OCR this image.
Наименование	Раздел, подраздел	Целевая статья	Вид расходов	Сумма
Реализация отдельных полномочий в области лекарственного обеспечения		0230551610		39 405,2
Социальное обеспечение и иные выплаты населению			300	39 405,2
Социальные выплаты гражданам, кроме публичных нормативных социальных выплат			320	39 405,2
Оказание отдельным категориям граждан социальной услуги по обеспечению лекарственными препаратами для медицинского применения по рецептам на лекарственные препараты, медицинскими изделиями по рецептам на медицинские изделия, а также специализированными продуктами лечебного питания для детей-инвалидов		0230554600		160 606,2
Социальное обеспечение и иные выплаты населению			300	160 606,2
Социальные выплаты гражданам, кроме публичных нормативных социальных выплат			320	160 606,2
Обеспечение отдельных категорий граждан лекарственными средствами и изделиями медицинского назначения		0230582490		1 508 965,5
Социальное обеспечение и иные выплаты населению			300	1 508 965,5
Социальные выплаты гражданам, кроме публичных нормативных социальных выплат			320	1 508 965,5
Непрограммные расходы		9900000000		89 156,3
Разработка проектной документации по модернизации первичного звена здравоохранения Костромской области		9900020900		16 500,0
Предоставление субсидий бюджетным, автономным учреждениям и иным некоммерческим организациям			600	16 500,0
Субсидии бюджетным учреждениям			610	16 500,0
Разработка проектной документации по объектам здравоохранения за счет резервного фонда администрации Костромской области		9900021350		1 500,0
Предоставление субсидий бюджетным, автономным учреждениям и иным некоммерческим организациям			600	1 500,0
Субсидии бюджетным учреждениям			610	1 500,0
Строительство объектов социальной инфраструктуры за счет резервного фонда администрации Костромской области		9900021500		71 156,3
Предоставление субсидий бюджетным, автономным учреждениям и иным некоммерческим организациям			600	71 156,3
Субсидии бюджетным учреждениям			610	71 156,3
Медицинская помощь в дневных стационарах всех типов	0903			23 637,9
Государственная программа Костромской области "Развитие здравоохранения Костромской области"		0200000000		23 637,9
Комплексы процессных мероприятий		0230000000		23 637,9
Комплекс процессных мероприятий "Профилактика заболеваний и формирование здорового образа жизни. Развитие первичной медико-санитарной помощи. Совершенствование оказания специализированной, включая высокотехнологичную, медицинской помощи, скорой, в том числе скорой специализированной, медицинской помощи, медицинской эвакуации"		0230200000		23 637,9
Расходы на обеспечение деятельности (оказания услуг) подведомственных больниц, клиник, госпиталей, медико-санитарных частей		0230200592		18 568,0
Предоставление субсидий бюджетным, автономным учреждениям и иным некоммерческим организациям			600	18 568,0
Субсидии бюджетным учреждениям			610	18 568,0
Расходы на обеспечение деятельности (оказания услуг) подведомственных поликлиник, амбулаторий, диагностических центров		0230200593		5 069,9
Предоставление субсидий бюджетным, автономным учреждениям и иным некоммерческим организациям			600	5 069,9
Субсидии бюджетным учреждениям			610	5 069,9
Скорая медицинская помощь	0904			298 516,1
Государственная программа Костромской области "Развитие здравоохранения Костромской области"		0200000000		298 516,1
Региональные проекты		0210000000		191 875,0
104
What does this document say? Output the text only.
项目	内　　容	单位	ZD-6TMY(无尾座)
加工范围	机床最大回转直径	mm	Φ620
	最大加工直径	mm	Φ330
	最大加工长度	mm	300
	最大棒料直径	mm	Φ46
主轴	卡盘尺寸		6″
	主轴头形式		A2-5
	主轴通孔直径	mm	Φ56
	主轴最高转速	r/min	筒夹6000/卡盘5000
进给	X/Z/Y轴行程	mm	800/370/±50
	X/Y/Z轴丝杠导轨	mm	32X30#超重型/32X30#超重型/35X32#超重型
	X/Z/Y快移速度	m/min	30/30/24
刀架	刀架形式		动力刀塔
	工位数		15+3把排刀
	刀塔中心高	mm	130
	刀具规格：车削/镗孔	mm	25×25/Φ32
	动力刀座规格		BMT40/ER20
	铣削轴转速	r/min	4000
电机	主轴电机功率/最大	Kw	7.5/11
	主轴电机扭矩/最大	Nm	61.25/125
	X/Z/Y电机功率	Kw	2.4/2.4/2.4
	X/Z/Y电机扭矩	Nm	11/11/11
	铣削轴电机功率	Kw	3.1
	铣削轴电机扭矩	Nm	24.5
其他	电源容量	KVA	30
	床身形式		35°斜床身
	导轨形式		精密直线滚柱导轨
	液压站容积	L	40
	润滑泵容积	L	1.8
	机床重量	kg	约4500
****************
### [Exercise requirements]
Produce an exact copy of the whole listing.

### [Output of the task]
OCR this image.
Наименование	Раздел, подраздел	Целевая статья	Вид расходов	Сумма
Реализация отдельных полномочий в области лекарственного обеспечения		0230551610		39 405,2
Социальное обеспечение и иные выплаты населению			300	39 405,2
Социальные выплаты гражданам, кроме публичных нормативных социальных выплат			320	39 405,2
Оказание отдельным категориям граждан социальной услуги по обеспечению лекарственными препаратами для медицинского применения по рецептам на лекарственные препараты, медицинскими изделиями по рецептам на медицинские изделия, а также специализированными продуктами лечебного питания для детей-инвалидов		0230554600		160 606,2
Социальное обеспечение и иные выплаты населению			300	160 606,2
Социальные выплаты гражданам, кроме публичных нормативных социальных выплат			320	160 606,2
Обеспечение отдельных категорий граждан лекарственными средствами и изделиями медицинского назначения		0230582490		1 508 965,5
Социальное обеспечение и иные выплаты населению			300	1 508 965,5
Социальные выплаты гражданам, кроме публичных нормативных социальных выплат			320	1 508 965,5
Непрограммные расходы		9900000000		89 156,3
Разработка проектной документации по модернизации первичного звена здравоохранения Костромской области		9900020900		16 500,0
Предоставление субсидий бюджетным, автономным учреждениям и иным некоммерческим организациям			600	16 500,0
Субсидии бюджетным учреждениям			610	16 500,0
Разработка проектной документации по объектам здравоохранения за счет резервного фонда администрации Костромской области		9900021350		1 500,0
Предоставление субсидий бюджетным, автономным учреждениям и иным некоммерческим организациям			600	1 500,0
Субсидии бюджетным учреждениям			610	1 500,0
Строительство объектов социальной инфраструктуры за счет резервного фонда администрации Костромской области		9900021500		71 156,3
Предоставление субсидий бюджетным, автономным учреждениям и иным некоммерческим организациям			600	71 156,3
Субсидии бюджетным учреждениям			610	71 156,3
Медицинская помощь в дневных стационарах всех типов	0903			23 637,9
Государственная программа Костромской области "Развитие здравоохранения Костромской области"		0200000000		23 637,9
Комплексы процессных мероприятий		0230000000		23 637,9
Комплекс процессных мероприятий "Профилактика заболеваний и формирование здорового образа жизни. Развитие первичной медико-санитарной помощи. Совершенствование оказания специализированной, включая высокотехнологичную, медицинской помощи, скорой, в том числе скорой специализированной, медицинской помощи, медицинской эвакуации"		0230200000		23 637,9
Расходы на обеспечение деятельности (оказания услуг) подведомственных больниц, клиник, госпиталей, медико-санитарных частей		0230200592		18 568,0
Предоставление субсидий бюджетным, автономным учреждениям и иным некоммерческим организациям			600	18 568,0
Субсидии бюджетным учреждениям			610	18 568,0
Расходы на обеспечение деятельности (оказания услуг) подведомственных поликлиник, амбулаторий, диагностических центров		0230200593		5 069,9
Предоставление субсидий бюджетным, автономным учреждениям и иным некоммерческим организациям			600	5 069,9
Субсидии бюджетным учреждениям			610	5 069,9
Скорая медицинская помощь	0904			298 516,1
Государственная программа Костромской области "Развитие здравоохранения Костромской области"		0200000000		298 516,1
Региональные проекты		0210000000		191 875,0
104
What does this document say? Output the text only.
项目	内　　容	单位	ZD-6TMY(无尾座)
加工范围	机床最大回转直径	mm	Φ620
	最大加工直径	mm	Φ330
	最大加工长度	mm	300
	最大棒料直径	mm	Φ46
主轴	卡盘尺寸		6″
	主轴头形式		A2-5
	主轴通孔直径	mm	Φ56
	主轴最高转速	r/min	筒夹6000/卡盘5000
进给	X/Z/Y轴行程	mm	800/370/±50
	X/Y/Z轴丝杠导轨	mm	32X30#超重型/32X30#超重型/35X32#超重型
	X/Z/Y快移速度	m/min	30/30/24
刀架	刀架形式		动力刀塔
	工位数		15+3把排刀
	刀塔中心高	mm	130
	刀具规格：车削/镗孔	mm	25×25/Φ32
	动力刀座规格		BMT40/ER20
	铣削轴转速	r/min	4000
电机	主轴电机功率/最大	Kw	7.5/11
	主轴电机扭矩/最大	Nm	61.25/125
	X/Z/Y电机功率	Kw	2.4/2.4/2.4
	X/Z/Y电机扭矩	Nm	11/11/11
	铣削轴电机功率	Kw	3.1
	铣削轴电机扭矩	Nm	24.5
其他	电源容量	KVA	30
	床身形式		35°斜床身
	导轨形式		精密直线滚柱导轨
	液压站容积	L	40
	润滑泵容积	L	1.8
	机床重量	kg	约4500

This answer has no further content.